• Goal of the exercise:
Skip the images. Copy the records exactly as written.

Records excerpted from a collection:
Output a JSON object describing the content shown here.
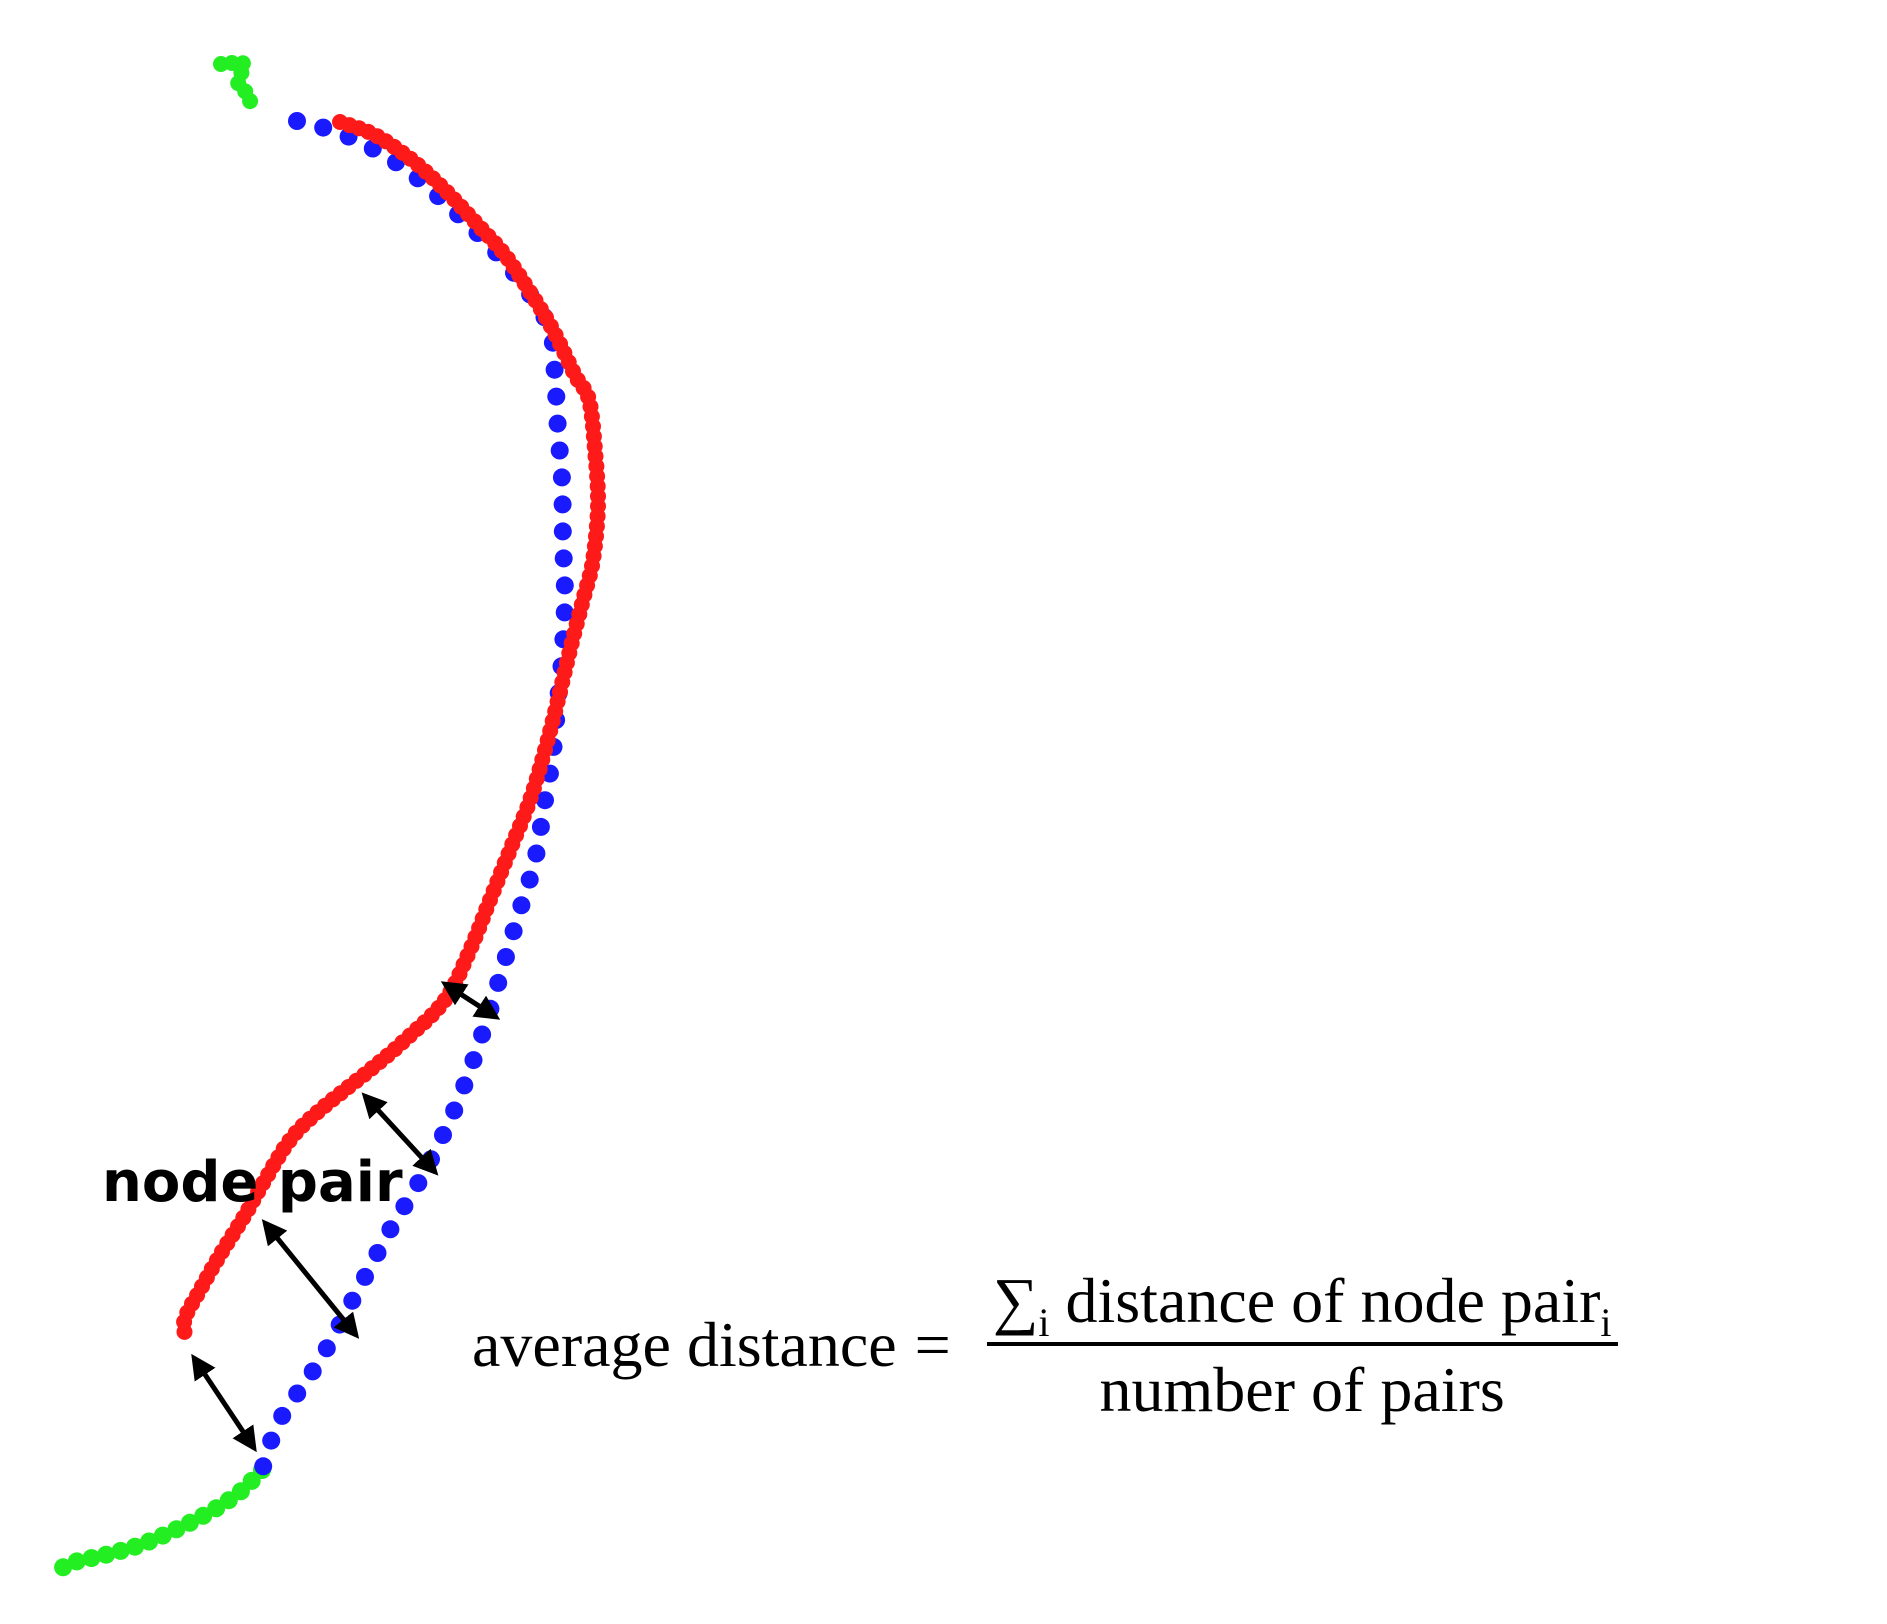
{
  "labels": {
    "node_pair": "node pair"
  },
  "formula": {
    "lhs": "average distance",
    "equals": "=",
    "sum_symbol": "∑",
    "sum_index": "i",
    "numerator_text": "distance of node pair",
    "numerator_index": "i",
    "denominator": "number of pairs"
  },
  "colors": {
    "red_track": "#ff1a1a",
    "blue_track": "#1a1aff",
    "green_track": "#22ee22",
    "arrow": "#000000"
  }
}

• Task response:
Output a JSON object describing the content shown here.
{
  "labels": {
    "node_pair": "node pair"
  },
  "formula": {
    "lhs": "average distance",
    "equals": "=",
    "sum_symbol": "∑",
    "sum_index": "i",
    "numerator_text": "distance of node pair",
    "numerator_index": "i",
    "denominator": "number of pairs"
  },
  "colors": {
    "red_track": "#ff1a1a",
    "blue_track": "#1a1aff",
    "green_track": "#22ee22",
    "arrow": "#000000"
  }
}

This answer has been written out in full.